§ **Information supplied**:
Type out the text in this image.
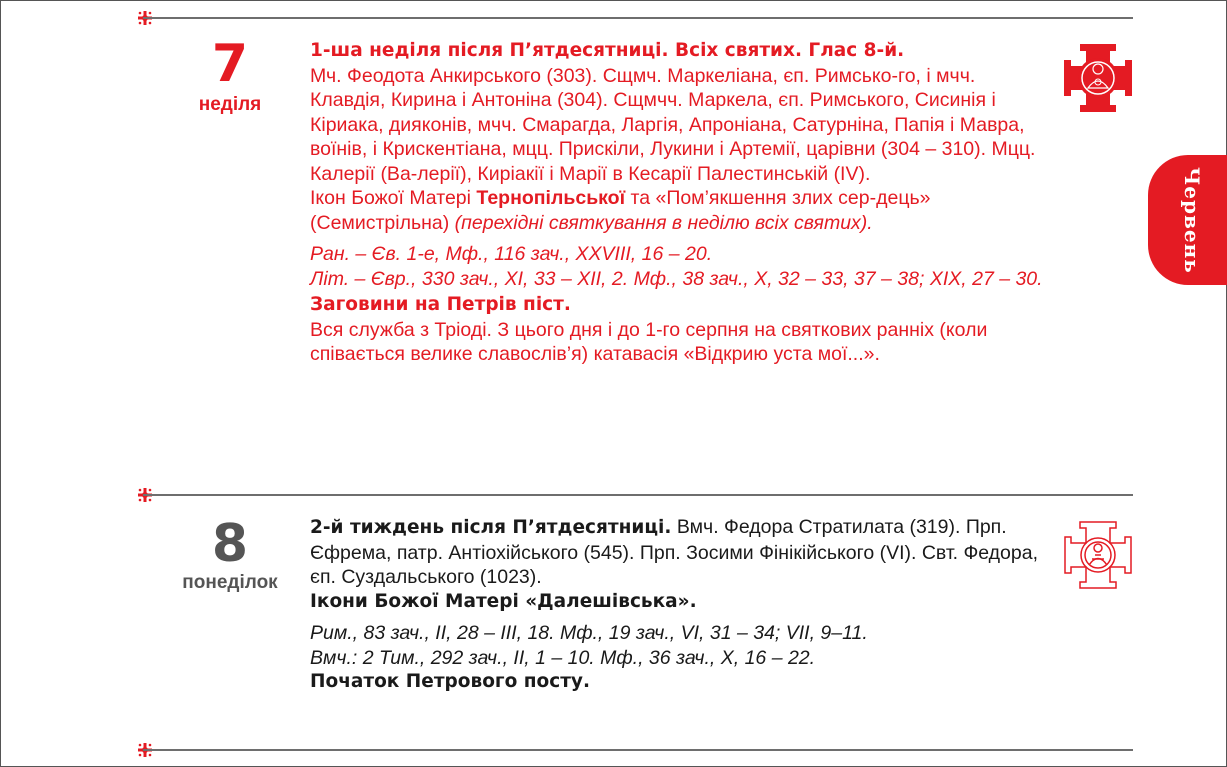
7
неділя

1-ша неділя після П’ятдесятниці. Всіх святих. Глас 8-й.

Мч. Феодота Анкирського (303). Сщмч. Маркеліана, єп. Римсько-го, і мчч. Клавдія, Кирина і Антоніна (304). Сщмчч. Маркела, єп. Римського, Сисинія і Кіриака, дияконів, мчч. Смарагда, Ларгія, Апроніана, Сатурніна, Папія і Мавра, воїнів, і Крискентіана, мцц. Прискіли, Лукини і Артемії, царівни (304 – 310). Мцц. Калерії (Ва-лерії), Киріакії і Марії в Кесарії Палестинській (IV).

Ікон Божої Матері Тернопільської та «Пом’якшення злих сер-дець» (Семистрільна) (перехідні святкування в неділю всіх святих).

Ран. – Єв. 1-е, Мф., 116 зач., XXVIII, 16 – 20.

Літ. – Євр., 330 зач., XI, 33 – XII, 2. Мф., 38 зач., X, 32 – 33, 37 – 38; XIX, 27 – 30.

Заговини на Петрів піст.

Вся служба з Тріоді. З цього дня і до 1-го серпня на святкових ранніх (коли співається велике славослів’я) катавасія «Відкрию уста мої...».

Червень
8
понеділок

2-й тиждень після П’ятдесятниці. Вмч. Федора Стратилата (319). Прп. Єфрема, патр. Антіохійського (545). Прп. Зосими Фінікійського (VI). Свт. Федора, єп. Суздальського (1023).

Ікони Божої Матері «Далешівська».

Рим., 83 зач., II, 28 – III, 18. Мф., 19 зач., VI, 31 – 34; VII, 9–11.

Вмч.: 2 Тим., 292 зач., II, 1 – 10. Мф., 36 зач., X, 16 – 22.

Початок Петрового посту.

---

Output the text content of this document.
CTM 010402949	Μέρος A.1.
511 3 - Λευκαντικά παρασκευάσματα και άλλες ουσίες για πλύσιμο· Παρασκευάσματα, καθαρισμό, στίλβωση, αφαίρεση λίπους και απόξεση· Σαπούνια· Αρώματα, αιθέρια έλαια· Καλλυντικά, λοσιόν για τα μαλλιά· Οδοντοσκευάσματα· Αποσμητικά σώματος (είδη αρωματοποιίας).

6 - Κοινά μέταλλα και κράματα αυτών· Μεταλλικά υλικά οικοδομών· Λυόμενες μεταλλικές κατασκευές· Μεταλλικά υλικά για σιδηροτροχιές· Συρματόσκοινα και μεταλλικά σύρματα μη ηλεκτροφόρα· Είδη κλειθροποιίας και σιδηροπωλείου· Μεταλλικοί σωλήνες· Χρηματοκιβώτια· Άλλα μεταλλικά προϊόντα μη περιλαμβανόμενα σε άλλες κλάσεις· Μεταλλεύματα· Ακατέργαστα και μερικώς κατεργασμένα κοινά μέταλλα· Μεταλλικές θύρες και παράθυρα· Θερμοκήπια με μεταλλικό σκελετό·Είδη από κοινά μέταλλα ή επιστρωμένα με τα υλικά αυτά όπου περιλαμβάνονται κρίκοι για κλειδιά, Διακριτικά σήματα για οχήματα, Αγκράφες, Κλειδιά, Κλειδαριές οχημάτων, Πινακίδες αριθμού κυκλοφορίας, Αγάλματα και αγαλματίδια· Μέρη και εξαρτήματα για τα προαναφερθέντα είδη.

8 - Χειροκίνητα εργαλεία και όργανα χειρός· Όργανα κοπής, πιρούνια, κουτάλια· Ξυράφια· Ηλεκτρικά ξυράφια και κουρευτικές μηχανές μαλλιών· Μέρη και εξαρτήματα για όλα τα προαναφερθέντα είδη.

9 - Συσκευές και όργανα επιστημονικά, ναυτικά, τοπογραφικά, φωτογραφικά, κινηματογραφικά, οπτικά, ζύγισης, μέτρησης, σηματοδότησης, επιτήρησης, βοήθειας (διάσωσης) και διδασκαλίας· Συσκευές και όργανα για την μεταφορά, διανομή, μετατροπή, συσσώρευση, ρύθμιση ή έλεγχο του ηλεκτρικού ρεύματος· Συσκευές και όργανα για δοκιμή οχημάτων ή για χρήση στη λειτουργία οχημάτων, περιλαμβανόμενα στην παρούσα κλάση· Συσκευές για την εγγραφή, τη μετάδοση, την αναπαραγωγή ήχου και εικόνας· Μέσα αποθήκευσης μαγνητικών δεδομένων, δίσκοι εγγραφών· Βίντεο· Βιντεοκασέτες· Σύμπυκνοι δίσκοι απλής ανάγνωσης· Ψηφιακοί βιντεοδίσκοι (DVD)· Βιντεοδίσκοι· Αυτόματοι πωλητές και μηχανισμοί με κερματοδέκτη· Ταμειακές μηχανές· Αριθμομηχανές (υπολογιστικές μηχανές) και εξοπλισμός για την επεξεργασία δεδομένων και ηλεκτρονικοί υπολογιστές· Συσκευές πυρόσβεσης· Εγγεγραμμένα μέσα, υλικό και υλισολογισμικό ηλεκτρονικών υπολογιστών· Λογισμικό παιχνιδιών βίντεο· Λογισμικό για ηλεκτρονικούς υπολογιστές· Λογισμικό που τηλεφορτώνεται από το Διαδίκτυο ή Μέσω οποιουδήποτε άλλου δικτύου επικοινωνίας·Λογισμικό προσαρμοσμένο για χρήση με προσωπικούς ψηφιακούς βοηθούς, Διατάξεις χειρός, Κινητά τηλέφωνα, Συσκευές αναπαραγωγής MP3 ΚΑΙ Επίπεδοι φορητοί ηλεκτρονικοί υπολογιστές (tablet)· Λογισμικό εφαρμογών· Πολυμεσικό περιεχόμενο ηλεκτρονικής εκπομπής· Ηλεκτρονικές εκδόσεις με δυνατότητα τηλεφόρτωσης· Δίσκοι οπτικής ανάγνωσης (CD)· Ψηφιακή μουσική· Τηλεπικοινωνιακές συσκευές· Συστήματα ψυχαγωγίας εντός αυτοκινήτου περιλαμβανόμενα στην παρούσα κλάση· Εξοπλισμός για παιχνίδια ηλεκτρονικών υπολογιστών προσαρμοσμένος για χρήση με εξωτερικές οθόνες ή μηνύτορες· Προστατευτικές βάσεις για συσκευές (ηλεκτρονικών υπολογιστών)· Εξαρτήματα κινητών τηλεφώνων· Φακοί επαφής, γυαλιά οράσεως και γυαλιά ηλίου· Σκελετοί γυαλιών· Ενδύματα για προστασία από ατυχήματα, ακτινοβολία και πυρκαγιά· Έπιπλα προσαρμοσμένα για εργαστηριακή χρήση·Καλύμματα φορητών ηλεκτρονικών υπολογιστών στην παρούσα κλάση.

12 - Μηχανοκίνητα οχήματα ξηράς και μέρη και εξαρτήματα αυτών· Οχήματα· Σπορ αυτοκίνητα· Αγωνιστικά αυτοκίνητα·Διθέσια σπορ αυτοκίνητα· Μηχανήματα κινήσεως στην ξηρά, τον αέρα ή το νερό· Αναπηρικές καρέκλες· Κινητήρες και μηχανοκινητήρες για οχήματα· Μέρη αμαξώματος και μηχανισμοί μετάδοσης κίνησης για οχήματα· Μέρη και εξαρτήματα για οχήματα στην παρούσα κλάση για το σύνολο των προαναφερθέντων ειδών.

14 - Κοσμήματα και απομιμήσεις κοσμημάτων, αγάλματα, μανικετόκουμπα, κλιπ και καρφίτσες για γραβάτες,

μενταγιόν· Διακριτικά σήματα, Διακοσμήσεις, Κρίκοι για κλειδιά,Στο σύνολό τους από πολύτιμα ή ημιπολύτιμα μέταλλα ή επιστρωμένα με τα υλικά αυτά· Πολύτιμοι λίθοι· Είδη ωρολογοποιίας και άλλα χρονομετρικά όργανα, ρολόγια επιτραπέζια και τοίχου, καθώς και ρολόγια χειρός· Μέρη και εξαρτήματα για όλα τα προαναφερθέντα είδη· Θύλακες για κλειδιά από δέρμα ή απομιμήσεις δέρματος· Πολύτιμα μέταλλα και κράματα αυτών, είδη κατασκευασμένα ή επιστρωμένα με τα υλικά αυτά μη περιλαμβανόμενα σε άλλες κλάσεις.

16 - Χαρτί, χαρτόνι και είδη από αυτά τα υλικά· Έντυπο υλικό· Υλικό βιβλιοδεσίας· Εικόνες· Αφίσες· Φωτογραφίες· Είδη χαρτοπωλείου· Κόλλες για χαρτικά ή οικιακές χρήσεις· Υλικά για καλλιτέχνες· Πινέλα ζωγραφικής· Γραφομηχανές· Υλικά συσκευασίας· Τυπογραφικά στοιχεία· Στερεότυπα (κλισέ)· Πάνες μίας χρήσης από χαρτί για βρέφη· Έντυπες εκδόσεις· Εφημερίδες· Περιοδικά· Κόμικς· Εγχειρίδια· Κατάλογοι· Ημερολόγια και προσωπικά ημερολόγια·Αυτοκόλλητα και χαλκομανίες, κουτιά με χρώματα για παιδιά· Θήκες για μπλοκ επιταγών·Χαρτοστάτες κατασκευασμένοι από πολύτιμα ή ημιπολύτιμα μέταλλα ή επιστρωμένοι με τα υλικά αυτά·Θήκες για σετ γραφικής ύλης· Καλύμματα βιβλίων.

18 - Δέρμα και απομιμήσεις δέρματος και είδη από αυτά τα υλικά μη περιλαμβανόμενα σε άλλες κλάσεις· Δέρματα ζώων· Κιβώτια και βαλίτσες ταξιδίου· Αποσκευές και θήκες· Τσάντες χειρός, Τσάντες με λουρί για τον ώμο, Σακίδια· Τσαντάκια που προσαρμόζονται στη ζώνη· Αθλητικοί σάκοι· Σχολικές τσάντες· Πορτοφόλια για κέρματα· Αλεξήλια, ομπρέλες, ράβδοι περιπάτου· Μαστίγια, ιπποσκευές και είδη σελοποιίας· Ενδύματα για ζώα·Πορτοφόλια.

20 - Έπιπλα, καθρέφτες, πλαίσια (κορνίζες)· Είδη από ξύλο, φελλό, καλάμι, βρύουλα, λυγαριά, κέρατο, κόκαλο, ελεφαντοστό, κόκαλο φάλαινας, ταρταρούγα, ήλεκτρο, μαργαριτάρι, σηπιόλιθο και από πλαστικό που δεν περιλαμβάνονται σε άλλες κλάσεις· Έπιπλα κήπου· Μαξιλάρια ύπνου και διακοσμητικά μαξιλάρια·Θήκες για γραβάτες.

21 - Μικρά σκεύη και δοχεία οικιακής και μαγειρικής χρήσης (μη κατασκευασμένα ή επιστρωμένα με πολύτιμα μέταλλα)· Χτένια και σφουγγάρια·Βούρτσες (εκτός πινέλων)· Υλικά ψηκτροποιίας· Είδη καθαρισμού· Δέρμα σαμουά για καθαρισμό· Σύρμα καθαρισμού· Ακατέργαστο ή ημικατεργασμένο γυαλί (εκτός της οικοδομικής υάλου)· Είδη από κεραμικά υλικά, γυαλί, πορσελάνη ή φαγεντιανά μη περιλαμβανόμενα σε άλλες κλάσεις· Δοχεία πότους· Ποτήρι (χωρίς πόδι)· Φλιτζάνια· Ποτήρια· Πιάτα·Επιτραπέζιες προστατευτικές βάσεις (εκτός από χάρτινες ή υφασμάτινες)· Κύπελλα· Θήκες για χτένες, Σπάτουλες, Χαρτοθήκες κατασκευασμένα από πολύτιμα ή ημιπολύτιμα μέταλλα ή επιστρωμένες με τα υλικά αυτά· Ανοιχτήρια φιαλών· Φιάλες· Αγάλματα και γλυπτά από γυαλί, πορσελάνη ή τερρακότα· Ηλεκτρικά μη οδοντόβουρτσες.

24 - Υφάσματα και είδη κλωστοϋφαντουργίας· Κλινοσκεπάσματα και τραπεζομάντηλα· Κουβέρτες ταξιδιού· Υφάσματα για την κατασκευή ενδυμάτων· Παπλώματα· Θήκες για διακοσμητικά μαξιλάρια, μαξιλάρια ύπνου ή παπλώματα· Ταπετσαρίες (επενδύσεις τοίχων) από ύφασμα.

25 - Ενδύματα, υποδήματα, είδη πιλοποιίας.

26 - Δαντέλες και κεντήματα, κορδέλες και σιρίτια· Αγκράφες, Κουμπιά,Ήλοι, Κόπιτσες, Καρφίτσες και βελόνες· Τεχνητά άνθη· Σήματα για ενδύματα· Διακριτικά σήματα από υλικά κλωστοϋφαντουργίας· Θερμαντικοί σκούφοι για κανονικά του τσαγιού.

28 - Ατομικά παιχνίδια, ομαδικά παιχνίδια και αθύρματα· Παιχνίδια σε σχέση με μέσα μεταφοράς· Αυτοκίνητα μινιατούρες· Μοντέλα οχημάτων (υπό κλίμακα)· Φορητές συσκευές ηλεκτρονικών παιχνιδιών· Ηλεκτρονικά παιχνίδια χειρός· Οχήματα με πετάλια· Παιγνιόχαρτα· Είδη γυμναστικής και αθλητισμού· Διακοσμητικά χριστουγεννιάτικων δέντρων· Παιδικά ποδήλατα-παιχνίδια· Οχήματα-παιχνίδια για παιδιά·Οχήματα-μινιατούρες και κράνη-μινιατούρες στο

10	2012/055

§ **Job**: Copy out every line holding the string "καθαρισμό".

§ **Result below**:
511 3 - Λευκαντικά παρασκευάσματα και άλλες ουσίες για πλύσιμο· Παρασκευάσματα, καθαρισμό, στίλβωση, αφαίρεση λίπους και απόξεση· Σαπούνια· Αρώματα, αιθέρια έλαια· Καλλυντικά, λοσιόν για τα μαλλιά· Οδοντοσκευάσματα· Αποσμητικά σώματος (είδη αρωματοποιίας).
21 - Μικρά σκεύη και δοχεία οικιακής και μαγειρικής χρήσης (μη κατασκευασμένα ή επιστρωμένα με πολύτιμα μέταλλα)· Χτένια και σφουγγάρια·Βούρτσες (εκτός πινέλων)· Υλικά ψηκτροποιίας· Είδη καθαρισμού· Δέρμα σαμουά για καθαρισμό· Σύρμα καθαρισμού· Ακατέργαστο ή ημικατεργασμένο γυαλί (εκτός της οικοδομικής υάλου)· Είδη από κεραμικά υλικά, γυαλί, πορσελάνη ή φαγεντιανά μη περιλαμβανόμενα σε άλλες κλάσεις· Δοχεία πότους· Ποτήρι (χωρίς πόδι)· Φλιτζάνια· Ποτήρια· Πιάτα·Επιτραπέζιες προστατευτικές βάσεις (εκτός από χάρτινες ή υφασμάτινες)· Κύπελλα· Θήκες για χτένες, Σπάτουλες, Χαρτοθήκες κατασκευασμένα από πολύτιμα ή ημιπολύτιμα μέταλλα ή επιστρωμένες με τα υλικά αυτά· Ανοιχτήρια φιαλών· Φιάλες· Αγάλματα και γλυπτά από γυαλί, πορσελάνη ή τερρακότα· Ηλεκτρικά μη οδοντόβουρτσες.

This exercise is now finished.